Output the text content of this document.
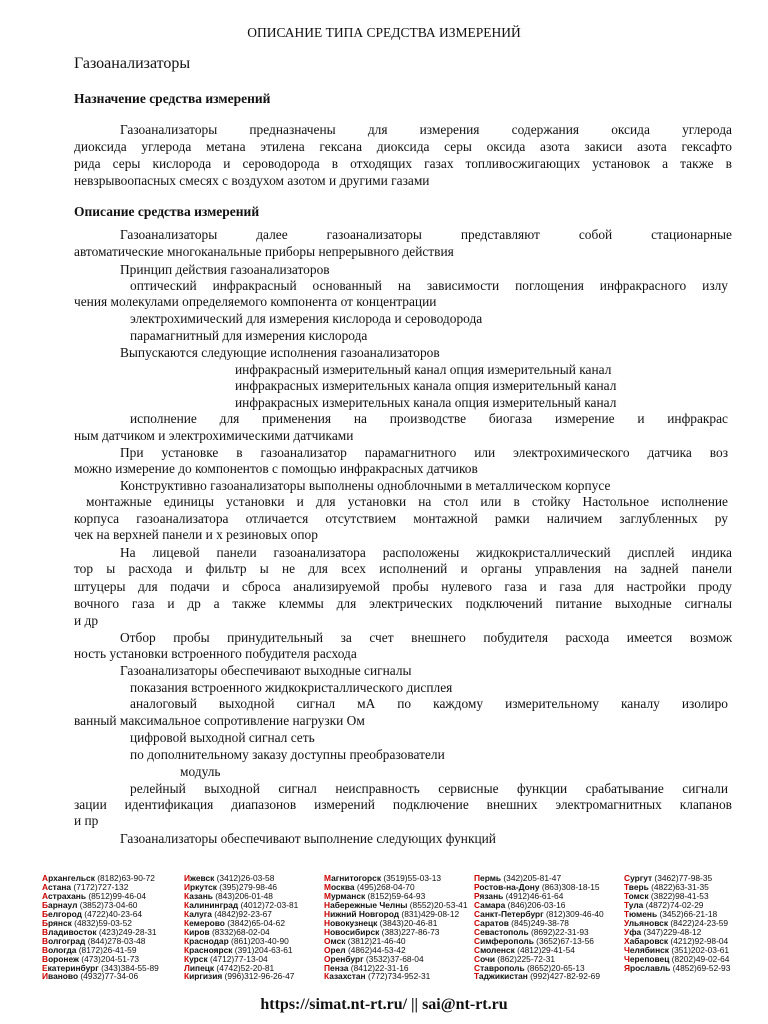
ОПИСАНИЕ ТИПА СРЕДСТВА ИЗМЕРЕНИЙ
Газоанализаторы
Назначение средства измерений
Газоанализаторы предназначены для измерения содержания оксида углерода
диоксида углерода метана этилена гексана диоксида серы оксида азота закиси азота гексафто
рида серы кислорода и сероводорода в отходящих газах топливосжигающих установок а также в
невзрывоопасных смесях с воздухом азотом и другими газами
Описание средства измерений
Газоанализаторы далее газоанализаторы представляют собой стационарные
автоматические многоканальные приборы непрерывного действия
Принцип действия газоанализаторов
оптический инфракрасный основанный на зависимости поглощения инфракрасного излу
чения молекулами определяемого компонента от концентрации
электрохимический для измерения кислорода и сероводорода
парамагнитный для измерения кислорода
Выпускаются следующие исполнения газоанализаторов
инфракрасный измерительный канал опция измерительный канал
инфракрасных измерительных канала опция измерительный канал
инфракрасных измерительных канала опция измерительный канал
исполнение для применения на производстве биогаза измерение и инфракрас
ным датчиком и электрохимическими датчиками
При установке в газоанализатор парамагнитного или электрохимического датчика воз
можно измерение до компонентов с помощью инфракрасных датчиков
Конструктивно газоанализаторы выполнены одноблочными в металлическом корпусе
монтажные единицы установки и для установки на стол или в стойку Настольное исполнение
корпуса газоанализатора отличается отсутствием монтажной рамки наличием заглубленных ру
чек на верхней панели и х резиновых опор
На лицевой панели газоанализатора расположены жидкокристаллический дисплей индика
тор ы расхода и фильтр ы не для всех исполнений и органы управления на задней панели
штуцеры для подачи и сброса анализируемой пробы нулевого газа и газа для настройки проду
вочного газа и др а также клеммы для электрических подключений питание выходные сигналы
и др
Отбор пробы принудительный за счет внешнего побудителя расхода имеется возмож
ность установки встроенного побудителя расхода
Газоанализаторы обеспечивают выходные сигналы
показания встроенного жидкокристаллического дисплея
аналоговый выходной сигнал мА по каждому измерительному каналу изолиро
ванный максимальное сопротивление нагрузки Ом
цифровой выходной сигнал сеть
по дополнительному заказу доступны преобразователи
модуль
релейный выходной сигнал неисправность сервисные функции срабатывание сигнали
зации идентификация диапазонов измерений подключение внешних электромагнитных клапанов
и пр
Газоанализаторы обеспечивают выполнение следующих функций
Архангельск (8182)63-90-72
Астана (7172)727-132
Астрахань (8512)99-46-04
Барнаул (3852)73-04-60
Белгород (4722)40-23-64
Брянск (4832)59-03-52
Владивосток (423)249-28-31
Волгоград (844)278-03-48
Вологда (8172)26-41-59
Воронеж (473)204-51-73
Екатеринбург (343)384-55-89
Иваново (4932)77-34-06
Ижевск (3412)26-03-58
Иркутск (395)279-98-46
Казань (843)206-01-48
Калининград (4012)72-03-81
Калуга (4842)92-23-67
Кемерово (3842)65-04-62
Киров (8332)68-02-04
Краснодар (861)203-40-90
Красноярск (391)204-63-61
Курск (4712)77-13-04
Липецк (4742)52-20-81
Киргизия (996)312-96-26-47
Магнитогорск (3519)55-03-13
Москва (495)268-04-70
Мурманск (8152)59-64-93
Набережные Челны (8552)20-53-41
Нижний Новгород (831)429-08-12
Новокузнецк (3843)20-46-81
Новосибирск (383)227-86-73
Омск (3812)21-46-40
Орел (4862)44-53-42
Оренбург (3532)37-68-04
Пенза (8412)22-31-16
Казахстан (772)734-952-31
Пермь (342)205-81-47
Ростов-на-Дону (863)308-18-15
Рязань (4912)46-61-64
Самара (846)206-03-16
Санкт-Петербург (812)309-46-40
Саратов (845)249-38-78
Севастополь (8692)22-31-93
Симферополь (3652)67-13-56
Смоленск (4812)29-41-54
Сочи (862)225-72-31
Ставрополь (8652)20-65-13
Таджикистан (992)427-82-92-69
Сургут (3462)77-98-35
Тверь (4822)63-31-35
Томск (3822)98-41-53
Тула (4872)74-02-29
Тюмень (3452)66-21-18
Ульяновск (8422)24-23-59
Уфа (347)229-48-12
Хабаровск (4212)92-98-04
Челябинск (351)202-03-61
Череповец (8202)49-02-64
Ярославль (4852)69-52-93
https://simat.nt-rt.ru/ || sai@nt-rt.ru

________________________

Requirements: Identify all lines where the word "панели" shows up. Copy them.

Solved problem:
чек на верхней панели и х резиновых опор
На лицевой панели газоанализатора расположены жидкокристаллический дисплей индика
тор ы расхода и фильтр ы не для всех исполнений и органы управления на задней панели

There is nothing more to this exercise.